[Records from a data source]

++++++++

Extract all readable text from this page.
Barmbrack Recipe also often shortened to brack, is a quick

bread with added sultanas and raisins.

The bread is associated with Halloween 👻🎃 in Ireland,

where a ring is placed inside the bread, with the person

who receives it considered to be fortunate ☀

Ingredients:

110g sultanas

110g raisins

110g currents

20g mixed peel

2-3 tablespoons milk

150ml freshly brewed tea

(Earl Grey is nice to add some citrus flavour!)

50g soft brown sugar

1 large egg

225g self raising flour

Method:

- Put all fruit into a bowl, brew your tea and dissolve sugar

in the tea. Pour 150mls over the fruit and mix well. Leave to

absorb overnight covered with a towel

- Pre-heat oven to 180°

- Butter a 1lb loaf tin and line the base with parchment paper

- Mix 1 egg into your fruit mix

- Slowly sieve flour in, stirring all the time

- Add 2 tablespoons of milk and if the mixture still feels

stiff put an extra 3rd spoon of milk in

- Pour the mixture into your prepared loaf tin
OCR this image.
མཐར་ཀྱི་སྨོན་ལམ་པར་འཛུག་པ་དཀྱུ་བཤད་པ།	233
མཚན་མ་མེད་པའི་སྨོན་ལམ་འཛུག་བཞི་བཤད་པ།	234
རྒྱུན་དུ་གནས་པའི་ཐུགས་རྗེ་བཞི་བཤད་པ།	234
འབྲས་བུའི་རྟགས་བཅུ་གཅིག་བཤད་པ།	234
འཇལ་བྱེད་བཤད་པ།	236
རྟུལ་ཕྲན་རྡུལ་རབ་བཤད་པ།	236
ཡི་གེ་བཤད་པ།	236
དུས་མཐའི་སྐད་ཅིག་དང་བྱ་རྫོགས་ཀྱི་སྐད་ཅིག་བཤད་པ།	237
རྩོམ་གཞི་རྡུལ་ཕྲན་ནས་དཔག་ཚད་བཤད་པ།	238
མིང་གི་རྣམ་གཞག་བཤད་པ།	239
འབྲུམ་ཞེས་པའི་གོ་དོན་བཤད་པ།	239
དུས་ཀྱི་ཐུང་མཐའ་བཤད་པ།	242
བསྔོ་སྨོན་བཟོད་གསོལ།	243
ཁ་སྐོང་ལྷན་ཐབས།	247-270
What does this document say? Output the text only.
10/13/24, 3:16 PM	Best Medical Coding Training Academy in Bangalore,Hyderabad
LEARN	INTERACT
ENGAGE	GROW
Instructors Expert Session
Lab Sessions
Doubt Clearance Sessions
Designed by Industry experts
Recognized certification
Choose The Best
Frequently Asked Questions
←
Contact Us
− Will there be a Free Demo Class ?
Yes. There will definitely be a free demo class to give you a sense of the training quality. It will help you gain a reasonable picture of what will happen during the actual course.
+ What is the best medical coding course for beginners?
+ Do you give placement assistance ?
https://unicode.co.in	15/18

++++++++

Find each line holding the word "tablespoons" and copy it.

Task answer ▸
2-3 tablespoons milk
- Add 2 tablespoons of milk and if the mixture still feels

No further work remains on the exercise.